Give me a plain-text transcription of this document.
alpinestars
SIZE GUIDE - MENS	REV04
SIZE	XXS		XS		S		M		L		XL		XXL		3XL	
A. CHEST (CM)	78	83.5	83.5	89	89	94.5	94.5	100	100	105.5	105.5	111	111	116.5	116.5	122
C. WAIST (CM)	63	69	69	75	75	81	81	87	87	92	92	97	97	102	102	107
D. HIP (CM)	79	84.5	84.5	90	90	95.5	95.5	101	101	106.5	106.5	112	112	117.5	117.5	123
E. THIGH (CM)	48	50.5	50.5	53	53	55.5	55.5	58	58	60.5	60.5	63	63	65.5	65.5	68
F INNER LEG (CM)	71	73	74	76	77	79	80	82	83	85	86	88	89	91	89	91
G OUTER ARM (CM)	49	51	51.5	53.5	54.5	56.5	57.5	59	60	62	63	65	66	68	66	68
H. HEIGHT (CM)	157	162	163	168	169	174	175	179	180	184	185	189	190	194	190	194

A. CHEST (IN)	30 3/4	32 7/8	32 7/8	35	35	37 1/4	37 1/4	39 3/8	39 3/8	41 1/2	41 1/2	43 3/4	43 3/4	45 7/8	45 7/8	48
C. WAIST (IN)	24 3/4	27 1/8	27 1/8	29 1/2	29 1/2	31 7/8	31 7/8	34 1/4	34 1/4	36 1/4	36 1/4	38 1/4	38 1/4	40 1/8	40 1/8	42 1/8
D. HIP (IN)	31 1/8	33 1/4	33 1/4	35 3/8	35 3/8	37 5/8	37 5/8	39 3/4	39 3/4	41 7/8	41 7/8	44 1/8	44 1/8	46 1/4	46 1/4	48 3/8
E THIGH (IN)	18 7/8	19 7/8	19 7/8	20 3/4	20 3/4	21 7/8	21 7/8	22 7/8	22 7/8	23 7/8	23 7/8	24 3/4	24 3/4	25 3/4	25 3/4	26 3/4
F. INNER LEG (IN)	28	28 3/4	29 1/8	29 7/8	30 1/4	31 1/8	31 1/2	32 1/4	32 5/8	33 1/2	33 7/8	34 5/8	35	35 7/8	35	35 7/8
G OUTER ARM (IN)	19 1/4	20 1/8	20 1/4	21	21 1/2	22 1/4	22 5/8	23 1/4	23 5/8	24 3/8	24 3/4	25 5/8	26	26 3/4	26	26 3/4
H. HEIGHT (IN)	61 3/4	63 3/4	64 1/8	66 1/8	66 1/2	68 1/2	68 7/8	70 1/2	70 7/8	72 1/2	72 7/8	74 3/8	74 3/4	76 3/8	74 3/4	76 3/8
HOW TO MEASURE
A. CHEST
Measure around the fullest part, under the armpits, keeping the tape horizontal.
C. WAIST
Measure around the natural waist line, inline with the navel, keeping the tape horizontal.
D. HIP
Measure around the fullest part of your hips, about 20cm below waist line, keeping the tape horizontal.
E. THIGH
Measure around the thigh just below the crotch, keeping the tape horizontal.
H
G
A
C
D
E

---

Problem statement — Would you write down every record again, exactly?

Solution to the problem —
Give me a plain-text transcription of this document.
alpinestars
SIZE GUIDE - MENS	REV04
SIZE	XXS		XS		S		M		L		XL		XXL		3XL	
A. CHEST (CM)	78	83.5	83.5	89	89	94.5	94.5	100	100	105.5	105.5	111	111	116.5	116.5	122
C. WAIST (CM)	63	69	69	75	75	81	81	87	87	92	92	97	97	102	102	107
D. HIP (CM)	79	84.5	84.5	90	90	95.5	95.5	101	101	106.5	106.5	112	112	117.5	117.5	123
E. THIGH (CM)	48	50.5	50.5	53	53	55.5	55.5	58	58	60.5	60.5	63	63	65.5	65.5	68
F INNER LEG (CM)	71	73	74	76	77	79	80	82	83	85	86	88	89	91	89	91
G OUTER ARM (CM)	49	51	51.5	53.5	54.5	56.5	57.5	59	60	62	63	65	66	68	66	68
H. HEIGHT (CM)	157	162	163	168	169	174	175	179	180	184	185	189	190	194	190	194

A. CHEST (IN)	30 3/4	32 7/8	32 7/8	35	35	37 1/4	37 1/4	39 3/8	39 3/8	41 1/2	41 1/2	43 3/4	43 3/4	45 7/8	45 7/8	48
C. WAIST (IN)	24 3/4	27 1/8	27 1/8	29 1/2	29 1/2	31 7/8	31 7/8	34 1/4	34 1/4	36 1/4	36 1/4	38 1/4	38 1/4	40 1/8	40 1/8	42 1/8
D. HIP (IN)	31 1/8	33 1/4	33 1/4	35 3/8	35 3/8	37 5/8	37 5/8	39 3/4	39 3/4	41 7/8	41 7/8	44 1/8	44 1/8	46 1/4	46 1/4	48 3/8
E THIGH (IN)	18 7/8	19 7/8	19 7/8	20 3/4	20 3/4	21 7/8	21 7/8	22 7/8	22 7/8	23 7/8	23 7/8	24 3/4	24 3/4	25 3/4	25 3/4	26 3/4
F. INNER LEG (IN)	28	28 3/4	29 1/8	29 7/8	30 1/4	31 1/8	31 1/2	32 1/4	32 5/8	33 1/2	33 7/8	34 5/8	35	35 7/8	35	35 7/8
G OUTER ARM (IN)	19 1/4	20 1/8	20 1/4	21	21 1/2	22 1/4	22 5/8	23 1/4	23 5/8	24 3/8	24 3/4	25 5/8	26	26 3/4	26	26 3/4
H. HEIGHT (IN)	61 3/4	63 3/4	64 1/8	66 1/8	66 1/2	68 1/2	68 7/8	70 1/2	70 7/8	72 1/2	72 7/8	74 3/8	74 3/4	76 3/8	74 3/4	76 3/8
HOW TO MEASURE
A. CHEST
Measure around the fullest part, under the armpits, keeping the tape horizontal.
C. WAIST
Measure around the natural waist line, inline with the navel, keeping the tape horizontal.
D. HIP
Measure around the fullest part of your hips, about 20cm below waist line, keeping the tape horizontal.
E. THIGH
Measure around the thigh just below the crotch, keeping the tape horizontal.
H
G
A
C
D
E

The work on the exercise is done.